▸ **SET EXERCISE**: Write the listing out again, all of it, word for word.

(Data items)
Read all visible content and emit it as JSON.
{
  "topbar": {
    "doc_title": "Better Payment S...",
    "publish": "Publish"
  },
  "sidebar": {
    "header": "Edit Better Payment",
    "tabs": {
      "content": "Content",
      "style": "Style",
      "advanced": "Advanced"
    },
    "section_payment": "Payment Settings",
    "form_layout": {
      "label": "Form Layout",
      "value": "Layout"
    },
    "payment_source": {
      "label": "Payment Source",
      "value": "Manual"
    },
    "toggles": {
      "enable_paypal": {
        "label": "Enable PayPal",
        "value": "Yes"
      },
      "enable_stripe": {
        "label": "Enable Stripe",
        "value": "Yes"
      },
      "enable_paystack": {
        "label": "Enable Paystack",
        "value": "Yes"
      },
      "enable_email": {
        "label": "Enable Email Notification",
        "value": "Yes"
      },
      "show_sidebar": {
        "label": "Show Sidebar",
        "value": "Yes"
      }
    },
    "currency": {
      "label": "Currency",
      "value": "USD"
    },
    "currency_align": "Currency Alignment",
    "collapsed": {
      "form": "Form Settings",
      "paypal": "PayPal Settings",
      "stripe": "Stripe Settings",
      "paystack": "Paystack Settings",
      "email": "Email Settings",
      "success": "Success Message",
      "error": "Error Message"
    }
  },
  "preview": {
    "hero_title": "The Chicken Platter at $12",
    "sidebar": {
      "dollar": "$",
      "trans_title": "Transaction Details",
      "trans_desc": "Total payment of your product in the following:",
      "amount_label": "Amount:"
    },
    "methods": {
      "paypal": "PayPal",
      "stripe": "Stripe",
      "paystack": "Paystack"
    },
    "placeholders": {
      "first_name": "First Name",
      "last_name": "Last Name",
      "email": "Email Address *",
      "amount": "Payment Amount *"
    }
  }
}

▸ **ANSWER TO THIS TASK**:
Read all visible content and emit it as JSON.
{
  "topbar": {
    "doc_title": "Better Payment S...",
    "publish": "Publish"
  },
  "sidebar": {
    "header": "Edit Better Payment",
    "tabs": {
      "content": "Content",
      "style": "Style",
      "advanced": "Advanced"
    },
    "section_payment": "Payment Settings",
    "form_layout": {
      "label": "Form Layout",
      "value": "Layout"
    },
    "payment_source": {
      "label": "Payment Source",
      "value": "Manual"
    },
    "toggles": {
      "enable_paypal": {
        "label": "Enable PayPal",
        "value": "Yes"
      },
      "enable_stripe": {
        "label": "Enable Stripe",
        "value": "Yes"
      },
      "enable_paystack": {
        "label": "Enable Paystack",
        "value": "Yes"
      },
      "enable_email": {
        "label": "Enable Email Notification",
        "value": "Yes"
      },
      "show_sidebar": {
        "label": "Show Sidebar",
        "value": "Yes"
      }
    },
    "currency": {
      "label": "Currency",
      "value": "USD"
    },
    "currency_align": "Currency Alignment",
    "collapsed": {
      "form": "Form Settings",
      "paypal": "PayPal Settings",
      "stripe": "Stripe Settings",
      "paystack": "Paystack Settings",
      "email": "Email Settings",
      "success": "Success Message",
      "error": "Error Message"
    }
  },
  "preview": {
    "hero_title": "The Chicken Platter at $12",
    "sidebar": {
      "dollar": "$",
      "trans_title": "Transaction Details",
      "trans_desc": "Total payment of your product in the following:",
      "amount_label": "Amount:"
    },
    "methods": {
      "paypal": "PayPal",
      "stripe": "Stripe",
      "paystack": "Paystack"
    },
    "placeholders": {
      "first_name": "First Name",
      "last_name": "Last Name",
      "email": "Email Address *",
      "amount": "Payment Amount *"
    }
  }
}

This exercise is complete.